- What needs to be done -
Within the listing, each line that has the string "fliken" should be copied.

..........

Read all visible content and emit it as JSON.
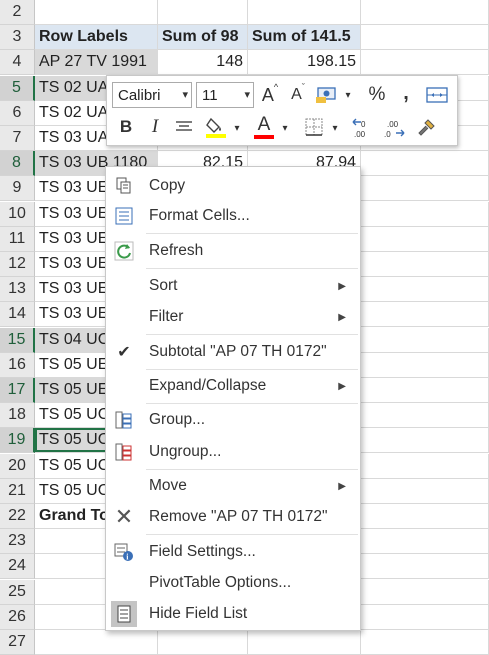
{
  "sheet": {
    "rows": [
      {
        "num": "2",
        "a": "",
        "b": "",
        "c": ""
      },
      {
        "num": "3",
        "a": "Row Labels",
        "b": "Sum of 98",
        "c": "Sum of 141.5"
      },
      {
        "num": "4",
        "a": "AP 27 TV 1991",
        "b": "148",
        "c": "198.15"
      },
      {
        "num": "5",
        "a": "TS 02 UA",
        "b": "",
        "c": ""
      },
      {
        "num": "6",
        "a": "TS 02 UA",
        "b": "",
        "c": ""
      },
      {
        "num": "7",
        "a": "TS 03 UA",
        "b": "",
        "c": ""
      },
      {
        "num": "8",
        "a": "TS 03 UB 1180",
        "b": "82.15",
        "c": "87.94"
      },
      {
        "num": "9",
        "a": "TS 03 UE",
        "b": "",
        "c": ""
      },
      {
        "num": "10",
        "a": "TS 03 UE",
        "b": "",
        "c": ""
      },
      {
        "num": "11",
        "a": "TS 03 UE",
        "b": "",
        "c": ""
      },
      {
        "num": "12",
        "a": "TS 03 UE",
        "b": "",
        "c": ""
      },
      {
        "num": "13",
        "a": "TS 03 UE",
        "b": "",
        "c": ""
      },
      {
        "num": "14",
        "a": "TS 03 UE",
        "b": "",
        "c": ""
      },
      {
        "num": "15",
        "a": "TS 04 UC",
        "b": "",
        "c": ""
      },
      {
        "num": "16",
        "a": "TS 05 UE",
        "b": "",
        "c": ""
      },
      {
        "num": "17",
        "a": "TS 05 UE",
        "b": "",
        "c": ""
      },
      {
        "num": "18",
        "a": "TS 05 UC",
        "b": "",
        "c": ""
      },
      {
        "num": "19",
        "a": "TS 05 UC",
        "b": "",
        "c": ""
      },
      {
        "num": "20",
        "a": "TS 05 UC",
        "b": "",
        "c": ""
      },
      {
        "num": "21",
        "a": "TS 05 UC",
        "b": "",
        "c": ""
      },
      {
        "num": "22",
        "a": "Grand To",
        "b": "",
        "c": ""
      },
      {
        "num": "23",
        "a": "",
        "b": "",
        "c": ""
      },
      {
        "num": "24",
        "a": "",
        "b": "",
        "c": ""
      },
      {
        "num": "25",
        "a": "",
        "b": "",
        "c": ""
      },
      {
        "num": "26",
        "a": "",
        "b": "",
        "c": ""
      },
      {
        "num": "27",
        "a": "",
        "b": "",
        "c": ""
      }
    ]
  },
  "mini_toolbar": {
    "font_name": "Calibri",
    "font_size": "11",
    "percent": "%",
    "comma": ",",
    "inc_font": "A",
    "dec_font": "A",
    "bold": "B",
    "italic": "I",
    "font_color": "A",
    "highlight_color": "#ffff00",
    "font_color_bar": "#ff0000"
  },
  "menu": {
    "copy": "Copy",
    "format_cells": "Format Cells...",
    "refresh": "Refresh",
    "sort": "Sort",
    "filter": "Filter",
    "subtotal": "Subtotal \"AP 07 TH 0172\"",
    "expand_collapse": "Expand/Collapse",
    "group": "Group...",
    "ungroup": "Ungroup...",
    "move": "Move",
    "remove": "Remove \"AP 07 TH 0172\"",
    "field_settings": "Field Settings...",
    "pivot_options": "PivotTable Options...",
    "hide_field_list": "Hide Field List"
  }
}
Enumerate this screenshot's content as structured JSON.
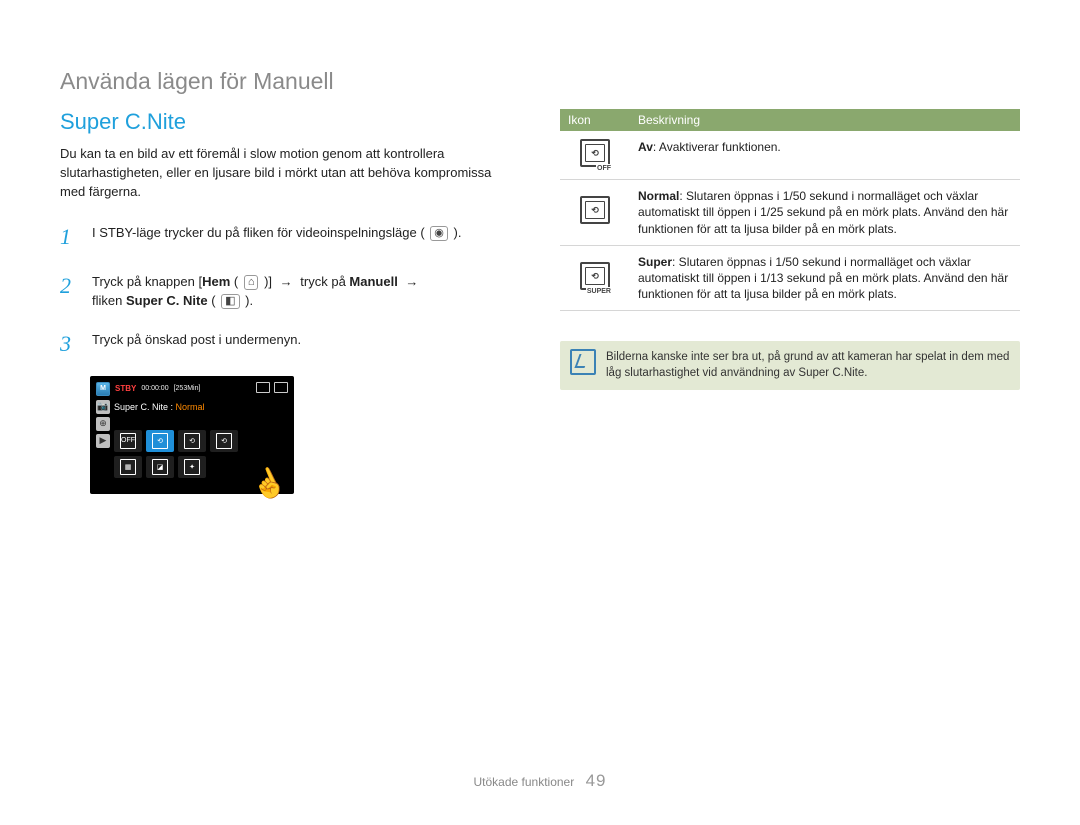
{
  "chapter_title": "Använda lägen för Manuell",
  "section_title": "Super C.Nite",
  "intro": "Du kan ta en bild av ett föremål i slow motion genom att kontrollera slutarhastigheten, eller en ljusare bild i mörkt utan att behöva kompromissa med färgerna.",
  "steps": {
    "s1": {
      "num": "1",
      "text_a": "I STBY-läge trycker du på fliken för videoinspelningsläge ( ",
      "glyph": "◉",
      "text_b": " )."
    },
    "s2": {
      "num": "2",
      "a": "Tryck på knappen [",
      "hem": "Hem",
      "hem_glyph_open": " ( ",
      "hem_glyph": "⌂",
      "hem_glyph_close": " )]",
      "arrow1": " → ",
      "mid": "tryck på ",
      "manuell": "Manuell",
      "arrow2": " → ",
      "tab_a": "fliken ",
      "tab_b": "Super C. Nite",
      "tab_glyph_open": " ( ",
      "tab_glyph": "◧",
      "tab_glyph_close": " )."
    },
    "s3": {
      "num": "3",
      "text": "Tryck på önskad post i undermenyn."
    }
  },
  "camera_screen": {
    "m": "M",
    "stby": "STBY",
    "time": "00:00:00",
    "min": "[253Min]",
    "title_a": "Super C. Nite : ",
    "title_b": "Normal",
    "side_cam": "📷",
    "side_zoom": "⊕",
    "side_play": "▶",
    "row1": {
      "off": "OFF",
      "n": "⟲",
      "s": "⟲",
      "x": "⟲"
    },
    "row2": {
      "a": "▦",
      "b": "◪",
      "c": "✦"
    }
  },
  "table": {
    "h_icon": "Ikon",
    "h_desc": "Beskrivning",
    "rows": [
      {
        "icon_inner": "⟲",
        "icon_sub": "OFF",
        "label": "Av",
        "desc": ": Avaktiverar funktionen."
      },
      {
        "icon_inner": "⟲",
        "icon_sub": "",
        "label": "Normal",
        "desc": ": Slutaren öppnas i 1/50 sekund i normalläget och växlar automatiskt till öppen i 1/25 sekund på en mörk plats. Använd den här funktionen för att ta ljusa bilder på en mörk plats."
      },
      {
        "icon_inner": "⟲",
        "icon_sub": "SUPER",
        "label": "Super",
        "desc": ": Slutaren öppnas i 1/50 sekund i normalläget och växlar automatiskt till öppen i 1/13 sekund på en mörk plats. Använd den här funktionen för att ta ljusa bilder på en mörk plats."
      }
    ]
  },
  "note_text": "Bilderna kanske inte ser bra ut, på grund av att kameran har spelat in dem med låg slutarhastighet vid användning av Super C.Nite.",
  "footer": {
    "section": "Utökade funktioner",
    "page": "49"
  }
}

..........

- Solution to the problem -
      "text_a": "I STBY-läge trycker du på fliken för videoinspelningsläge ( ",
      "tab_a": "fliken ",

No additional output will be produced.